_Extracted data entries_:
***

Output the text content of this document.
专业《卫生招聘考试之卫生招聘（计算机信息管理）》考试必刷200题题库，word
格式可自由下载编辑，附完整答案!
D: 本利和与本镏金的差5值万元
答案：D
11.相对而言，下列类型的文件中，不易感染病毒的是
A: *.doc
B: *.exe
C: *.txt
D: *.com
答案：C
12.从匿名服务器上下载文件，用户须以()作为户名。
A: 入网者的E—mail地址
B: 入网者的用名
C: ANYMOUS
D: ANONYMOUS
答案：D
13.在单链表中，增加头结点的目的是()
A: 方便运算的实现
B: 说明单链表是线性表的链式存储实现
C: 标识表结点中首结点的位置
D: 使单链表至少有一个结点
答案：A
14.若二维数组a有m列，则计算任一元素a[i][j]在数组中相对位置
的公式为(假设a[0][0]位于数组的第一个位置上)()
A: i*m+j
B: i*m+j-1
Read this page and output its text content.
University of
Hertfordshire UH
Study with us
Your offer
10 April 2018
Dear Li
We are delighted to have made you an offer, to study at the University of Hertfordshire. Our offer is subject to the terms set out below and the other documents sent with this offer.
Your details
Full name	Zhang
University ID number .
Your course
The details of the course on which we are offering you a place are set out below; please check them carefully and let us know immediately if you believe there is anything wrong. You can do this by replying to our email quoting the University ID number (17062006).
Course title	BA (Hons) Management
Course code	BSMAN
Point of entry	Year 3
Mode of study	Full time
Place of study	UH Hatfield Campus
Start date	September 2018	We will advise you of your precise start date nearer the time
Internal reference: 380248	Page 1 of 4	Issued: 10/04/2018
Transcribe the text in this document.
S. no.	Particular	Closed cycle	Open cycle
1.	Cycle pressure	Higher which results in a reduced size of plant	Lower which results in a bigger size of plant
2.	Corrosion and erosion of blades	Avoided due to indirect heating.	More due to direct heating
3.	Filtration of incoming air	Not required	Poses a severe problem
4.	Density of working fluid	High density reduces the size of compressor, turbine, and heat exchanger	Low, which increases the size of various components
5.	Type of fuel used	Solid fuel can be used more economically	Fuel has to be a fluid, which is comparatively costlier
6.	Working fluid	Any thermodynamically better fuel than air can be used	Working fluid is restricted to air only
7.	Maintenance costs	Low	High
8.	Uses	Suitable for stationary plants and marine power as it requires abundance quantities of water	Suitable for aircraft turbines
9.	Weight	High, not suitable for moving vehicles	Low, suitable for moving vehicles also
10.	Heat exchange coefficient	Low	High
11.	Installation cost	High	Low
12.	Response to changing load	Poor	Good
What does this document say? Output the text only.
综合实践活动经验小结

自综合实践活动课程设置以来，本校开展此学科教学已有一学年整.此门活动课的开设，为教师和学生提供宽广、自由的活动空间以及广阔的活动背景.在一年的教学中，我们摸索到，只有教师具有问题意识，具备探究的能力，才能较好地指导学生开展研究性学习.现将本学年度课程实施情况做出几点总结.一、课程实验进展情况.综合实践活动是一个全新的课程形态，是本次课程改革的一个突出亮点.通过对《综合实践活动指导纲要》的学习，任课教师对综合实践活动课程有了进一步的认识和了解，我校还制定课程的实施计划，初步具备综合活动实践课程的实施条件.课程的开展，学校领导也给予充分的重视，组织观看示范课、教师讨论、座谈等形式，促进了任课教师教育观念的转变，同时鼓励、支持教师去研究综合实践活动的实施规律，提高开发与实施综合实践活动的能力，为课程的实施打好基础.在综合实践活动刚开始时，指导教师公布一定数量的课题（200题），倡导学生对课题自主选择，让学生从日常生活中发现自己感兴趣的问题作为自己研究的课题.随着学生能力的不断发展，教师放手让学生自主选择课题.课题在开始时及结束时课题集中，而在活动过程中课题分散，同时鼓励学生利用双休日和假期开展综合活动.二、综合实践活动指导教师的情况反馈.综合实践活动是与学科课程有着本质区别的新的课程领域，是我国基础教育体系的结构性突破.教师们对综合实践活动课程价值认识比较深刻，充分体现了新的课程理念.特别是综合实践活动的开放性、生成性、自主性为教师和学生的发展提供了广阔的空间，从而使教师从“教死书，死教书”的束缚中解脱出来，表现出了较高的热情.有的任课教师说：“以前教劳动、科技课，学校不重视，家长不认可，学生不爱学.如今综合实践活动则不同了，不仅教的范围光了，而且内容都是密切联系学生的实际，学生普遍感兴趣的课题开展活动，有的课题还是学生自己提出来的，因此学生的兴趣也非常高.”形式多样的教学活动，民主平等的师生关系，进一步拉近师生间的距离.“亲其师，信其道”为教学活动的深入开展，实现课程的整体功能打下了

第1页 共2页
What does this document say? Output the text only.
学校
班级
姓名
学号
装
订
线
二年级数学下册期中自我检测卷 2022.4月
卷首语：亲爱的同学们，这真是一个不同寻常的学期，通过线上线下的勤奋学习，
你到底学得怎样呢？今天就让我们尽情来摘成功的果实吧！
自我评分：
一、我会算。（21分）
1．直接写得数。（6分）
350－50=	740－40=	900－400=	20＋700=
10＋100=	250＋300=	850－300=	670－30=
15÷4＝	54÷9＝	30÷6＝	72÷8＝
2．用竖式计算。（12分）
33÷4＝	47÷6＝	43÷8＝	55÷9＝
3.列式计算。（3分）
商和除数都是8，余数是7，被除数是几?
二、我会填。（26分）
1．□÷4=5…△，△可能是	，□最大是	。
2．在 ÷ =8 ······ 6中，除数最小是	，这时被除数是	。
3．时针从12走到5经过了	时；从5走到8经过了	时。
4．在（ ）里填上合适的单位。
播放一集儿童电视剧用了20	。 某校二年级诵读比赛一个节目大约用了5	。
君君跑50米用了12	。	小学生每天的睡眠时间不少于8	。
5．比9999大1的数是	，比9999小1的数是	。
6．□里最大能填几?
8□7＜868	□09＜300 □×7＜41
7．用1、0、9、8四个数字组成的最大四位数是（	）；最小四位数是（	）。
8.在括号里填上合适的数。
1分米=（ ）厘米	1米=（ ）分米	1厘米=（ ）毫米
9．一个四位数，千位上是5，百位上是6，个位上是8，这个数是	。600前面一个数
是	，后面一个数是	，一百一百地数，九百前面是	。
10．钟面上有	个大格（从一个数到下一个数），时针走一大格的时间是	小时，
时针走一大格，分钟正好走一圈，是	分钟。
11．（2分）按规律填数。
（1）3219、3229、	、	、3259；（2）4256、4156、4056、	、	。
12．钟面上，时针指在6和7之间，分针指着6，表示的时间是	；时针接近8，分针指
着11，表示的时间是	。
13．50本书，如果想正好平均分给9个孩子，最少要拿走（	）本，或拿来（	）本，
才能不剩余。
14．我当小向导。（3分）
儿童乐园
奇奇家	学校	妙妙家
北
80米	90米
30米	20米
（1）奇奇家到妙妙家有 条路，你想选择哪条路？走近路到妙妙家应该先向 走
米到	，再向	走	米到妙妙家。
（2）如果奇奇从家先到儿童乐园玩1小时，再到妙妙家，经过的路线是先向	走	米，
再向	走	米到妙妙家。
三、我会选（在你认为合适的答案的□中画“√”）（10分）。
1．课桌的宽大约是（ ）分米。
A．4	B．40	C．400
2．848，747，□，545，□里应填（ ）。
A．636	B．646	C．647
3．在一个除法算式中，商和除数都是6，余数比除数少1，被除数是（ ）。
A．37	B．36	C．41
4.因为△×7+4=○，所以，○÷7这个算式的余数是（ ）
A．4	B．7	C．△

***

_Directions_:
Print the listing above in full, exactly as it is.

_Correct result_:
Output the text content of this document.
专业《卫生招聘考试之卫生招聘（计算机信息管理）》考试必刷200题题库，word
格式可自由下载编辑，附完整答案!
D: 本利和与本镏金的差5值万元
答案：D
11.相对而言，下列类型的文件中，不易感染病毒的是
A: *.doc
B: *.exe
C: *.txt
D: *.com
答案：C
12.从匿名服务器上下载文件，用户须以()作为户名。
A: 入网者的E—mail地址
B: 入网者的用名
C: ANYMOUS
D: ANONYMOUS
答案：D
13.在单链表中，增加头结点的目的是()
A: 方便运算的实现
B: 说明单链表是线性表的链式存储实现
C: 标识表结点中首结点的位置
D: 使单链表至少有一个结点
答案：A
14.若二维数组a有m列，则计算任一元素a[i][j]在数组中相对位置
的公式为(假设a[0][0]位于数组的第一个位置上)()
A: i*m+j
B: i*m+j-1
Read this page and output its text content.
University of
Hertfordshire UH
Study with us
Your offer
10 April 2018
Dear Li
We are delighted to have made you an offer, to study at the University of Hertfordshire. Our offer is subject to the terms set out below and the other documents sent with this offer.
Your details
Full name	Zhang
University ID number .
Your course
The details of the course on which we are offering you a place are set out below; please check them carefully and let us know immediately if you believe there is anything wrong. You can do this by replying to our email quoting the University ID number (17062006).
Course title	BA (Hons) Management
Course code	BSMAN
Point of entry	Year 3
Mode of study	Full time
Place of study	UH Hatfield Campus
Start date	September 2018	We will advise you of your precise start date nearer the time
Internal reference: 380248	Page 1 of 4	Issued: 10/04/2018
Transcribe the text in this document.
S. no.	Particular	Closed cycle	Open cycle
1.	Cycle pressure	Higher which results in a reduced size of plant	Lower which results in a bigger size of plant
2.	Corrosion and erosion of blades	Avoided due to indirect heating.	More due to direct heating
3.	Filtration of incoming air	Not required	Poses a severe problem
4.	Density of working fluid	High density reduces the size of compressor, turbine, and heat exchanger	Low, which increases the size of various components
5.	Type of fuel used	Solid fuel can be used more economically	Fuel has to be a fluid, which is comparatively costlier
6.	Working fluid	Any thermodynamically better fuel than air can be used	Working fluid is restricted to air only
7.	Maintenance costs	Low	High
8.	Uses	Suitable for stationary plants and marine power as it requires abundance quantities of water	Suitable for aircraft turbines
9.	Weight	High, not suitable for moving vehicles	Low, suitable for moving vehicles also
10.	Heat exchange coefficient	Low	High
11.	Installation cost	High	Low
12.	Response to changing load	Poor	Good
What does this document say? Output the text only.
综合实践活动经验小结

自综合实践活动课程设置以来，本校开展此学科教学已有一学年整.此门活动课的开设，为教师和学生提供宽广、自由的活动空间以及广阔的活动背景.在一年的教学中，我们摸索到，只有教师具有问题意识，具备探究的能力，才能较好地指导学生开展研究性学习.现将本学年度课程实施情况做出几点总结.一、课程实验进展情况.综合实践活动是一个全新的课程形态，是本次课程改革的一个突出亮点.通过对《综合实践活动指导纲要》的学习，任课教师对综合实践活动课程有了进一步的认识和了解，我校还制定课程的实施计划，初步具备综合活动实践课程的实施条件.课程的开展，学校领导也给予充分的重视，组织观看示范课、教师讨论、座谈等形式，促进了任课教师教育观念的转变，同时鼓励、支持教师去研究综合实践活动的实施规律，提高开发与实施综合实践活动的能力，为课程的实施打好基础.在综合实践活动刚开始时，指导教师公布一定数量的课题（200题），倡导学生对课题自主选择，让学生从日常生活中发现自己感兴趣的问题作为自己研究的课题.随着学生能力的不断发展，教师放手让学生自主选择课题.课题在开始时及结束时课题集中，而在活动过程中课题分散，同时鼓励学生利用双休日和假期开展综合活动.二、综合实践活动指导教师的情况反馈.综合实践活动是与学科课程有着本质区别的新的课程领域，是我国基础教育体系的结构性突破.教师们对综合实践活动课程价值认识比较深刻，充分体现了新的课程理念.特别是综合实践活动的开放性、生成性、自主性为教师和学生的发展提供了广阔的空间，从而使教师从“教死书，死教书”的束缚中解脱出来，表现出了较高的热情.有的任课教师说：“以前教劳动、科技课，学校不重视，家长不认可，学生不爱学.如今综合实践活动则不同了，不仅教的范围光了，而且内容都是密切联系学生的实际，学生普遍感兴趣的课题开展活动，有的课题还是学生自己提出来的，因此学生的兴趣也非常高.”形式多样的教学活动，民主平等的师生关系，进一步拉近师生间的距离.“亲其师，信其道”为教学活动的深入开展，实现课程的整体功能打下了

第1页 共2页
What does this document say? Output the text only.
学校
班级
姓名
学号
装
订
线
二年级数学下册期中自我检测卷 2022.4月
卷首语：亲爱的同学们，这真是一个不同寻常的学期，通过线上线下的勤奋学习，
你到底学得怎样呢？今天就让我们尽情来摘成功的果实吧！
自我评分：
一、我会算。（21分）
1．直接写得数。（6分）
350－50=	740－40=	900－400=	20＋700=
10＋100=	250＋300=	850－300=	670－30=
15÷4＝	54÷9＝	30÷6＝	72÷8＝
2．用竖式计算。（12分）
33÷4＝	47÷6＝	43÷8＝	55÷9＝
3.列式计算。（3分）
商和除数都是8，余数是7，被除数是几?
二、我会填。（26分）
1．□÷4=5…△，△可能是	，□最大是	。
2．在 ÷ =8 ······ 6中，除数最小是	，这时被除数是	。
3．时针从12走到5经过了	时；从5走到8经过了	时。
4．在（ ）里填上合适的单位。
播放一集儿童电视剧用了20	。 某校二年级诵读比赛一个节目大约用了5	。
君君跑50米用了12	。	小学生每天的睡眠时间不少于8	。
5．比9999大1的数是	，比9999小1的数是	。
6．□里最大能填几?
8□7＜868	□09＜300 □×7＜41
7．用1、0、9、8四个数字组成的最大四位数是（	）；最小四位数是（	）。
8.在括号里填上合适的数。
1分米=（ ）厘米	1米=（ ）分米	1厘米=（ ）毫米
9．一个四位数，千位上是5，百位上是6，个位上是8，这个数是	。600前面一个数
是	，后面一个数是	，一百一百地数，九百前面是	。
10．钟面上有	个大格（从一个数到下一个数），时针走一大格的时间是	小时，
时针走一大格，分钟正好走一圈，是	分钟。
11．（2分）按规律填数。
（1）3219、3229、	、	、3259；（2）4256、4156、4056、	、	。
12．钟面上，时针指在6和7之间，分针指着6，表示的时间是	；时针接近8，分针指
着11，表示的时间是	。
13．50本书，如果想正好平均分给9个孩子，最少要拿走（	）本，或拿来（	）本，
才能不剩余。
14．我当小向导。（3分）
儿童乐园
奇奇家	学校	妙妙家
北
80米	90米
30米	20米
（1）奇奇家到妙妙家有 条路，你想选择哪条路？走近路到妙妙家应该先向 走
米到	，再向	走	米到妙妙家。
（2）如果奇奇从家先到儿童乐园玩1小时，再到妙妙家，经过的路线是先向	走	米，
再向	走	米到妙妙家。
三、我会选（在你认为合适的答案的□中画“√”）（10分）。
1．课桌的宽大约是（ ）分米。
A．4	B．40	C．400
2．848，747，□，545，□里应填（ ）。
A．636	B．646	C．647
3．在一个除法算式中，商和除数都是6，余数比除数少1，被除数是（ ）。
A．37	B．36	C．41
4.因为△×7+4=○，所以，○÷7这个算式的余数是（ ）
A．4	B．7	C．△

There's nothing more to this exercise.